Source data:

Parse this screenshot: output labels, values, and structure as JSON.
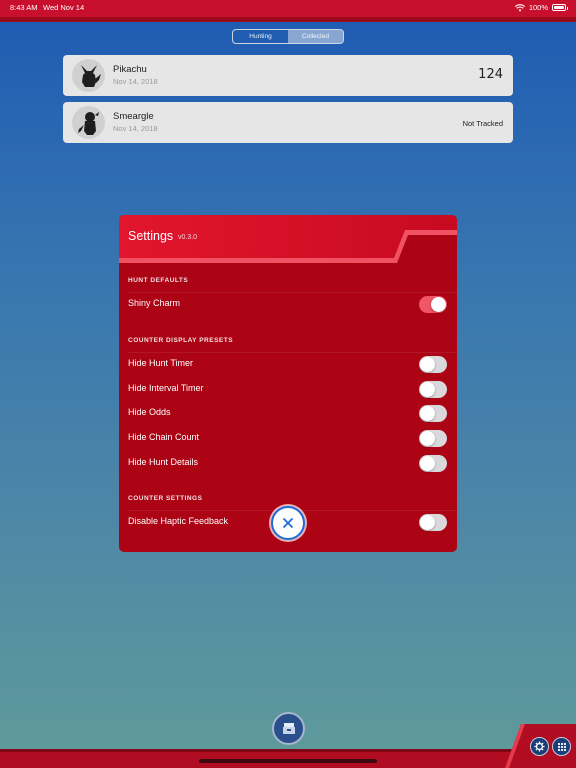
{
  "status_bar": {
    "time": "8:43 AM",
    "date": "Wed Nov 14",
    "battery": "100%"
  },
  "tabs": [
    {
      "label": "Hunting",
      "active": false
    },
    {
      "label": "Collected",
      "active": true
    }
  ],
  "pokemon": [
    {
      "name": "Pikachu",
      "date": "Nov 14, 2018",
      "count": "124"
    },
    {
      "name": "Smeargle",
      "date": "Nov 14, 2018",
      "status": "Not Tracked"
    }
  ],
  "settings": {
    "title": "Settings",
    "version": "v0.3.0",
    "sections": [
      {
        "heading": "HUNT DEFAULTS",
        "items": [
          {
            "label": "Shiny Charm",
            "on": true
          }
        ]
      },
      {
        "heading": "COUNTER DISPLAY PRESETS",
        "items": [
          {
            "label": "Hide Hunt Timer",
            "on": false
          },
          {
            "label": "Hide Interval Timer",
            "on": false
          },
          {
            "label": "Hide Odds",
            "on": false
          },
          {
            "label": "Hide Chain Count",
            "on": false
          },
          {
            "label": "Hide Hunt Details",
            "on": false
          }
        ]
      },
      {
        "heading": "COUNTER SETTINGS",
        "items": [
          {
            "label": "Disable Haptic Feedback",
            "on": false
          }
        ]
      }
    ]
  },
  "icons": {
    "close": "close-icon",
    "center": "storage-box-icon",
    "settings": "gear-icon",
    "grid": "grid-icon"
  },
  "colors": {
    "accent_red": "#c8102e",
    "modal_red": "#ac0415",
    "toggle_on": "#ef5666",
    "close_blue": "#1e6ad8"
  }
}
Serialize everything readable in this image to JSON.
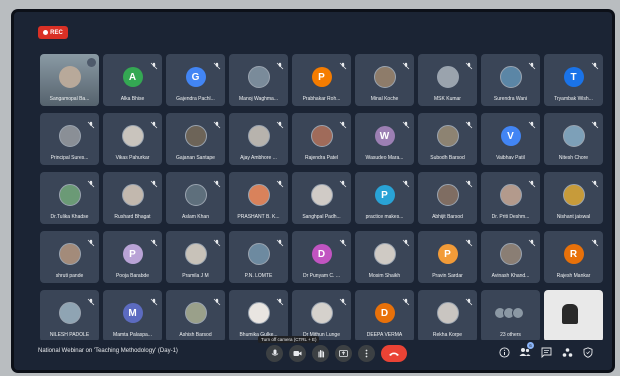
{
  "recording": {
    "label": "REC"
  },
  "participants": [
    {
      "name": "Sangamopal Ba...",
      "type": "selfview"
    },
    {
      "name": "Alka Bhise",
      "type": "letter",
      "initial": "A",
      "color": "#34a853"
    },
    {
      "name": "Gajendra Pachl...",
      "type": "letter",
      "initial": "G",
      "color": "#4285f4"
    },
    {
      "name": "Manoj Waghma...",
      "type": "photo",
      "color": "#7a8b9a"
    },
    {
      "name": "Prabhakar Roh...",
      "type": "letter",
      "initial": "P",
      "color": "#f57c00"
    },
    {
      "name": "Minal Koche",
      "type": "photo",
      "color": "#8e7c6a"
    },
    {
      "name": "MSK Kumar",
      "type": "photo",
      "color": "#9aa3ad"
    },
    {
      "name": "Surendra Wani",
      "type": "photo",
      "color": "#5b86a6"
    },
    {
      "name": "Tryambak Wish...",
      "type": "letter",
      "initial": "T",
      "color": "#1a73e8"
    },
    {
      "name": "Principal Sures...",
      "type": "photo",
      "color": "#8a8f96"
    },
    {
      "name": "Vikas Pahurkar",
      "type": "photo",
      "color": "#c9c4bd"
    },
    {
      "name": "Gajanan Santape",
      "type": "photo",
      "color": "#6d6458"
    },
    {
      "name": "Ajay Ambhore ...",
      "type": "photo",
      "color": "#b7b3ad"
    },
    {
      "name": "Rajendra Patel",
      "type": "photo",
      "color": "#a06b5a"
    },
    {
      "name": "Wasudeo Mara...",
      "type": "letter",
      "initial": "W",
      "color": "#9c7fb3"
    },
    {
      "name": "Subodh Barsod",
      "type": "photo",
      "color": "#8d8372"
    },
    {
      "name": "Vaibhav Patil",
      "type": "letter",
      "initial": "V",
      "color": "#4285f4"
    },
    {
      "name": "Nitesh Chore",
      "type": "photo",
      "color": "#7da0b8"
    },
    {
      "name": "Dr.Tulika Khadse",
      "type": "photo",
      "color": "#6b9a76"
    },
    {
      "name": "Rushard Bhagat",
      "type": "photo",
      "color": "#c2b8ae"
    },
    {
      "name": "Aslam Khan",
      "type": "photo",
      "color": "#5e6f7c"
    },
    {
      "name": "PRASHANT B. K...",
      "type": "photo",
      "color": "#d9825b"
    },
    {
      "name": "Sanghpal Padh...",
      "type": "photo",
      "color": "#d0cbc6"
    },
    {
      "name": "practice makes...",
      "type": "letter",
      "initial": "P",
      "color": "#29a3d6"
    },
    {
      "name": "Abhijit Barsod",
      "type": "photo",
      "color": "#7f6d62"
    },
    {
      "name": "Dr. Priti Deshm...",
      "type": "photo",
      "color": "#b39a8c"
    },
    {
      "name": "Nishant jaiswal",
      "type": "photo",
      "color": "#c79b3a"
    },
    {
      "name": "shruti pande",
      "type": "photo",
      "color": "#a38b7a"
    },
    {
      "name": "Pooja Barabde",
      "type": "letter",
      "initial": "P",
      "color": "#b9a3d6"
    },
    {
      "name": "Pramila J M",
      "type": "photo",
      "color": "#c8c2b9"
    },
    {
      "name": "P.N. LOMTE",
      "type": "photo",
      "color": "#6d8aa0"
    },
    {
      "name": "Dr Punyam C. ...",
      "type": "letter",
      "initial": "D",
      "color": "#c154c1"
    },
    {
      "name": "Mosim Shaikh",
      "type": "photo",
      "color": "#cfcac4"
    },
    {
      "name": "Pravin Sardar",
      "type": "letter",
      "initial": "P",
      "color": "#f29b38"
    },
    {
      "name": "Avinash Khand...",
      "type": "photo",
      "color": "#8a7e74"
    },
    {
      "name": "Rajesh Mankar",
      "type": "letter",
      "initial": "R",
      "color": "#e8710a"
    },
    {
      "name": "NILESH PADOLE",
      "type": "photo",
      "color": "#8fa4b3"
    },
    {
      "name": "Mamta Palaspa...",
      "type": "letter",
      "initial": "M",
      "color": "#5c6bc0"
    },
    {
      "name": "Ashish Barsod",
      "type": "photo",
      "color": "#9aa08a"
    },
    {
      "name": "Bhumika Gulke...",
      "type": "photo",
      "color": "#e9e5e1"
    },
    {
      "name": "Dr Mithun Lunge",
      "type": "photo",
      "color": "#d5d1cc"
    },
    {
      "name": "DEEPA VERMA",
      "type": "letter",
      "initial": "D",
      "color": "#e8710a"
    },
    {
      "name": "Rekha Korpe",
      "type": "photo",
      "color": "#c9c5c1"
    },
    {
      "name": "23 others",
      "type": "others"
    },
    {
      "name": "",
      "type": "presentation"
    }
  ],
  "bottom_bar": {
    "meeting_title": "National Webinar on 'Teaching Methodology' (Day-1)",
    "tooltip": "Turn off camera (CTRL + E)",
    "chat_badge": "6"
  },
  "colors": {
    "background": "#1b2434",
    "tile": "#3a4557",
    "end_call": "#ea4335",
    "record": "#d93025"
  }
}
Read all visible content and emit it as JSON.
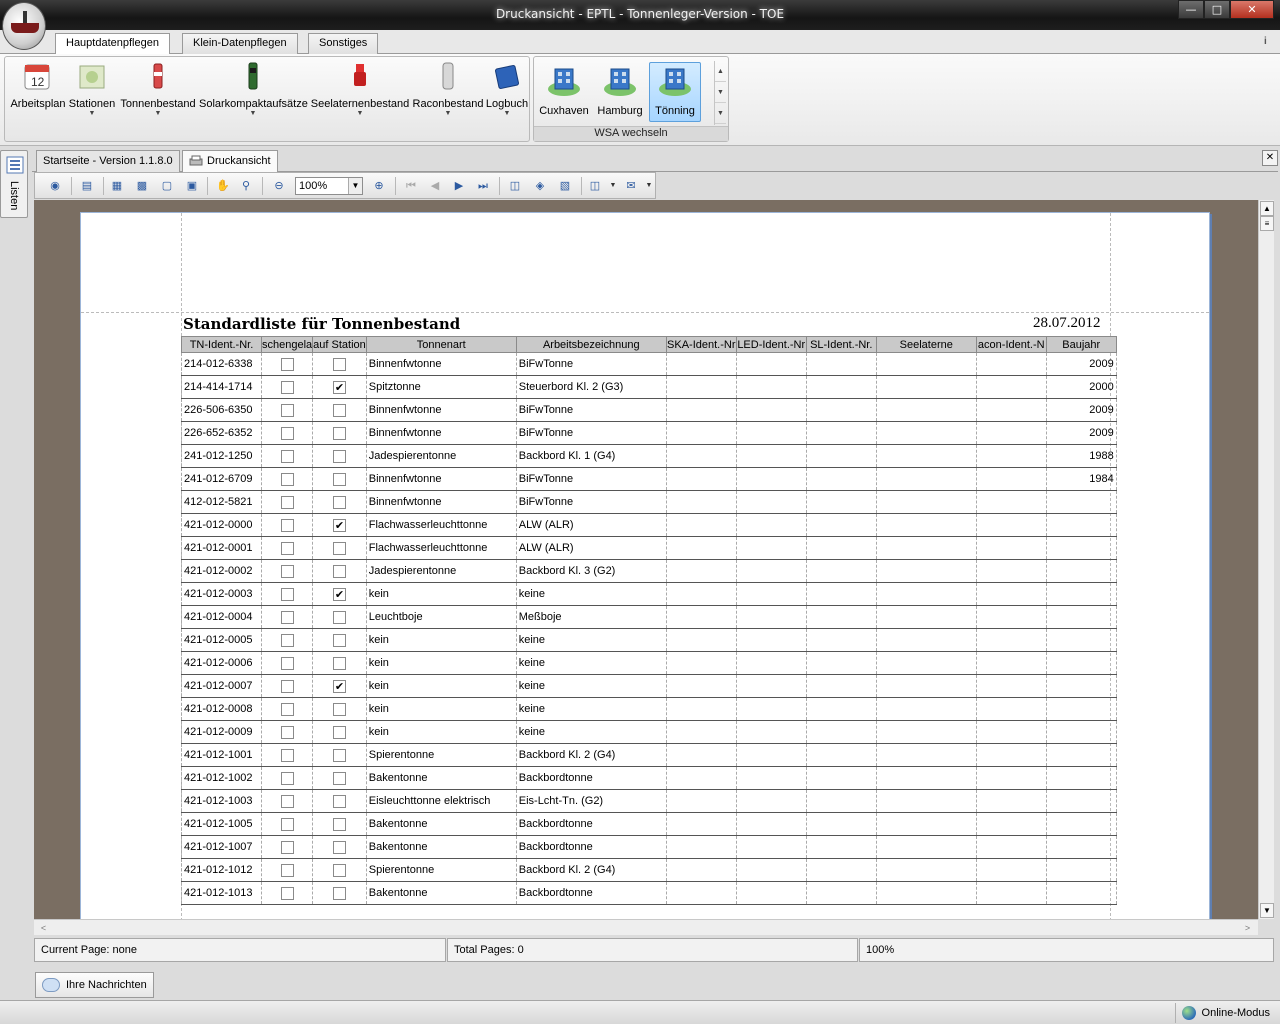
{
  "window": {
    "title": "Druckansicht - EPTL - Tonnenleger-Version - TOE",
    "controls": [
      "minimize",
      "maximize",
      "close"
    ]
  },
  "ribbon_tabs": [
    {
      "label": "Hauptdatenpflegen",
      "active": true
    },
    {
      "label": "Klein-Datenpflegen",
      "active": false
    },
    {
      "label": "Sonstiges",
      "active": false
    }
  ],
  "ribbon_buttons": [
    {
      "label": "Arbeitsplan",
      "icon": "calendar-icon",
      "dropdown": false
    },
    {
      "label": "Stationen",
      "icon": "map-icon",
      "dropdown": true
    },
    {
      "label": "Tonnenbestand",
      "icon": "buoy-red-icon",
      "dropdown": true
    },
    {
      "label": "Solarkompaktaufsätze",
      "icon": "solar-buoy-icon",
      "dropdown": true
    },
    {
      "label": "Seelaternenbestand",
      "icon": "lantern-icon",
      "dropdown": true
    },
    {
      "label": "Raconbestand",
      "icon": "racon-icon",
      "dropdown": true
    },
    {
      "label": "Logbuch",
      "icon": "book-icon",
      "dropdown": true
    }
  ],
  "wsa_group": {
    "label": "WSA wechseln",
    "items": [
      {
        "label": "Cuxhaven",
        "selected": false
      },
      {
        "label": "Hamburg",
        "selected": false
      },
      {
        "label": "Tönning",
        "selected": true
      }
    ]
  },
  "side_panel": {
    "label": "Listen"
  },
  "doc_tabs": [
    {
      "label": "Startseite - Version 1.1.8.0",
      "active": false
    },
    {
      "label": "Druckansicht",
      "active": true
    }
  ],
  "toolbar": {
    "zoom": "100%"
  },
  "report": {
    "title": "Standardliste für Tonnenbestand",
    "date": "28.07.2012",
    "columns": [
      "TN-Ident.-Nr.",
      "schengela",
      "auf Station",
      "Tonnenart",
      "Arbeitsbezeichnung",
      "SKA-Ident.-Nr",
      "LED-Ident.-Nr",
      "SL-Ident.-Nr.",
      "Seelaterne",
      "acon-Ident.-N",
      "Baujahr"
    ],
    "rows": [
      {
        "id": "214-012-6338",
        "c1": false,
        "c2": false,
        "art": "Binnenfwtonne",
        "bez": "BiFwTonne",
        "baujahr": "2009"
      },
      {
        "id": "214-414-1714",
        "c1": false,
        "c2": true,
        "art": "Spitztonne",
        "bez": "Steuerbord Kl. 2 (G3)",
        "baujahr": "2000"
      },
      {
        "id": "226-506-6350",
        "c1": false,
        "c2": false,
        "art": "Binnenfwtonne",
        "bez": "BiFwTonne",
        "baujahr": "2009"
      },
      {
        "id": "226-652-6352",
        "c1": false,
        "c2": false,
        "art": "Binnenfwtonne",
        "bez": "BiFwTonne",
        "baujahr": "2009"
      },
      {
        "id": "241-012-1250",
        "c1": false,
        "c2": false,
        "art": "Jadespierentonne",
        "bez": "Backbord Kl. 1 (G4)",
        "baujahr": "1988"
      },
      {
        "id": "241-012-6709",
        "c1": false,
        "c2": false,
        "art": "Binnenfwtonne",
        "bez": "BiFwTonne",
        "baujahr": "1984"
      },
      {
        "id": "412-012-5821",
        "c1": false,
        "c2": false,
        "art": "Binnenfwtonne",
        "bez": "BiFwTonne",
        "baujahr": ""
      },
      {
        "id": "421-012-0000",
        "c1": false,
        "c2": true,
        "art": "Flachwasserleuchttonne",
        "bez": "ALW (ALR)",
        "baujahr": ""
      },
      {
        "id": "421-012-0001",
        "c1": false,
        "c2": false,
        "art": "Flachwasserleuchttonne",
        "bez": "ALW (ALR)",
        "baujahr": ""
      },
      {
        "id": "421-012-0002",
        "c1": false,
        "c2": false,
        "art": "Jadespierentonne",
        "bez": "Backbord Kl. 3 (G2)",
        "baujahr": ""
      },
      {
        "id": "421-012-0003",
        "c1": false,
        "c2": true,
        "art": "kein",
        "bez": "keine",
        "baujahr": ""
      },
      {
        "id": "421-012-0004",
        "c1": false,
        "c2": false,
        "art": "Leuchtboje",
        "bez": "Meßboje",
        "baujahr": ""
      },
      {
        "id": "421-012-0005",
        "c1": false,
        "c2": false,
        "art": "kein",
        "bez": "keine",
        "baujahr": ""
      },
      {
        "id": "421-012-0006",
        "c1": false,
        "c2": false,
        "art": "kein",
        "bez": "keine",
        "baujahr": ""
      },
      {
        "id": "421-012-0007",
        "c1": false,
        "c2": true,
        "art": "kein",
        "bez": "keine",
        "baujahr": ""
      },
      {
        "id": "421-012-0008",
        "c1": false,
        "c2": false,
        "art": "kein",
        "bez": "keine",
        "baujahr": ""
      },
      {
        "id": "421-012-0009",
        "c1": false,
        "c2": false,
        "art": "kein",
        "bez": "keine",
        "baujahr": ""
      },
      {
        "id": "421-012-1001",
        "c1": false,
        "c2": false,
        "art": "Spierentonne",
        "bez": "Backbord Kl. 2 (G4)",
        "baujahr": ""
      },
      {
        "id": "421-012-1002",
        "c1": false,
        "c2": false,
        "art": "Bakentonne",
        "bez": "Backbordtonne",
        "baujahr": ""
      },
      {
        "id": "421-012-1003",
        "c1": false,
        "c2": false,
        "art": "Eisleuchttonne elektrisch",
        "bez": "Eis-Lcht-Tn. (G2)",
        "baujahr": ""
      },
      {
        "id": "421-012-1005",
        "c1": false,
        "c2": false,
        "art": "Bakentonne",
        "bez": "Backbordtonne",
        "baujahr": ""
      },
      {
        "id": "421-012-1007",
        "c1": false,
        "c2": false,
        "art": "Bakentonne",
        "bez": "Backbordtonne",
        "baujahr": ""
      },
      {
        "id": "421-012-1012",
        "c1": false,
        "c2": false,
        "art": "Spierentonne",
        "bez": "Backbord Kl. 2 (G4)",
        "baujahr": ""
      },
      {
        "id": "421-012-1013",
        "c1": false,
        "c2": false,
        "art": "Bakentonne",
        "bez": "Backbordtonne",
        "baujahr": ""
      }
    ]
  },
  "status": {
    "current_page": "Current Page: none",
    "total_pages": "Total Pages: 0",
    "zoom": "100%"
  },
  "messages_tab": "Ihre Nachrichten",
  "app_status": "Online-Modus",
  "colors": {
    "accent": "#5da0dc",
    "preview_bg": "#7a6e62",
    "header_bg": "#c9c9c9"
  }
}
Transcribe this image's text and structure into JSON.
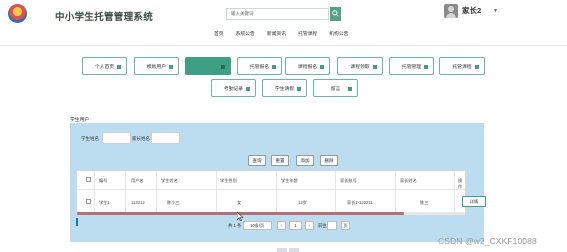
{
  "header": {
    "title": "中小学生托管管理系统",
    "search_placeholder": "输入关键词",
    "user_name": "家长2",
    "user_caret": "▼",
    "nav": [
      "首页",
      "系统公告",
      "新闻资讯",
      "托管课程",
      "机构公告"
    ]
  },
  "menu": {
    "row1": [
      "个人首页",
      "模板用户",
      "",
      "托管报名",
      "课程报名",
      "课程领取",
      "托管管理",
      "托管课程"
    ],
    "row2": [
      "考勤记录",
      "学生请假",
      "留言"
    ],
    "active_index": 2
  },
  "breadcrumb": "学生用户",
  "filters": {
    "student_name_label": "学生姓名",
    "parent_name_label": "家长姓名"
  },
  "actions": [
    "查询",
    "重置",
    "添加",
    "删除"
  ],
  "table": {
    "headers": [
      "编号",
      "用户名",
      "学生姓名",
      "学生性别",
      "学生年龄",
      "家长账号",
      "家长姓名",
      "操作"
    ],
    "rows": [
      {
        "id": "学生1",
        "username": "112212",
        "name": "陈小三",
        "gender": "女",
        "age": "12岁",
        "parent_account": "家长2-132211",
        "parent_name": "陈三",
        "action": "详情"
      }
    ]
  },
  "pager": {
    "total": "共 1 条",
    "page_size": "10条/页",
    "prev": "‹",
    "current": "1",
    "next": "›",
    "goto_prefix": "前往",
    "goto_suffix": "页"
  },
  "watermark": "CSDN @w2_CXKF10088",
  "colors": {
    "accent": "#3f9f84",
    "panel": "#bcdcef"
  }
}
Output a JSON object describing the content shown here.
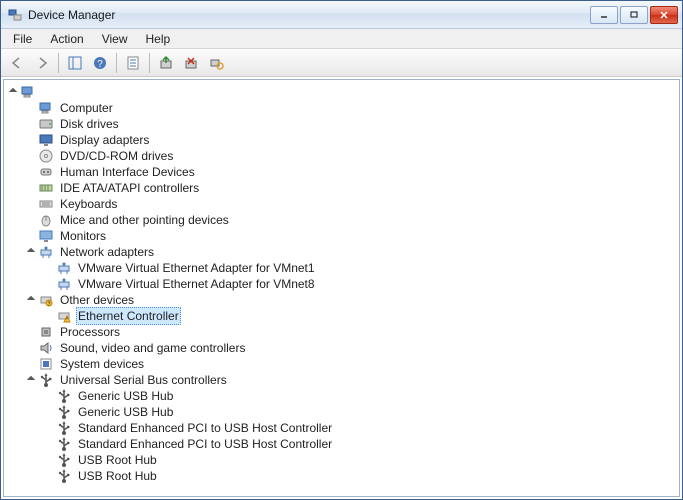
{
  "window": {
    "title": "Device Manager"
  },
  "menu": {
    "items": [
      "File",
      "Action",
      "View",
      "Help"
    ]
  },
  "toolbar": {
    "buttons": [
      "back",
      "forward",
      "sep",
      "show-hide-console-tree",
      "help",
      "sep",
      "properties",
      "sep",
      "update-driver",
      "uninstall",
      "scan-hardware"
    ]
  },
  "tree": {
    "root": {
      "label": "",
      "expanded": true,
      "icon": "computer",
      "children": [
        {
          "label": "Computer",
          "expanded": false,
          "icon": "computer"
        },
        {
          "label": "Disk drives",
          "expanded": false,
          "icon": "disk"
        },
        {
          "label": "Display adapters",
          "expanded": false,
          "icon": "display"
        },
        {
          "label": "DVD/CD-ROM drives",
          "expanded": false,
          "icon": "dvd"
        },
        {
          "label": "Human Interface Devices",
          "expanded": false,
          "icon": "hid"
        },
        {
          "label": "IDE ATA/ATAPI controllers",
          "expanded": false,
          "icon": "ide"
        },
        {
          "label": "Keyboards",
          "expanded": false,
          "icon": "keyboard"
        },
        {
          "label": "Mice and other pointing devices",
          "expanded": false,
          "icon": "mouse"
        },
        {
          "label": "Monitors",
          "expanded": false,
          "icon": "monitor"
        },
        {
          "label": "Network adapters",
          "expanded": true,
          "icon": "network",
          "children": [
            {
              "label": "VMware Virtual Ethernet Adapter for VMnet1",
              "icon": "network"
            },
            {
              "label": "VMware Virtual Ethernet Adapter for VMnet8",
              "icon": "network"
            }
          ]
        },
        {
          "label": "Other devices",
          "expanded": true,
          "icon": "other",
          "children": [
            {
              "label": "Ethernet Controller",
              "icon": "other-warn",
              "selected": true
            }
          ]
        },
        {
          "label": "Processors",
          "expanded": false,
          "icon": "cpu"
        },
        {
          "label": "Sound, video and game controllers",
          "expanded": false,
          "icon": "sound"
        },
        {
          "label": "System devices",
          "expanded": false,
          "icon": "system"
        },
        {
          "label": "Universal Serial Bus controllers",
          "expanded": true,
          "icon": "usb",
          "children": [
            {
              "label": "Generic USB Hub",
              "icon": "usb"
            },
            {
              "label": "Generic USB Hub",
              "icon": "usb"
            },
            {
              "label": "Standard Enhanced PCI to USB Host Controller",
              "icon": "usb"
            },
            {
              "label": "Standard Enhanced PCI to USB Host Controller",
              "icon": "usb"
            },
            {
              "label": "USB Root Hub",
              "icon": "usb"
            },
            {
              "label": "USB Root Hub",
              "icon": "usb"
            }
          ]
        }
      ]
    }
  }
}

• **Requirement**:
Locate and copy each line in the data above that includes the word "JSON".

• **Completed exercise**:
Parse this screenshot: output labels, values, and structure as JSON.
Serialize everything readable in this image to JSON.
Read all visible content and emit it as JSON.
Transcribe this image's text and structure into JSON.
Output a JSON object describing the content shown here.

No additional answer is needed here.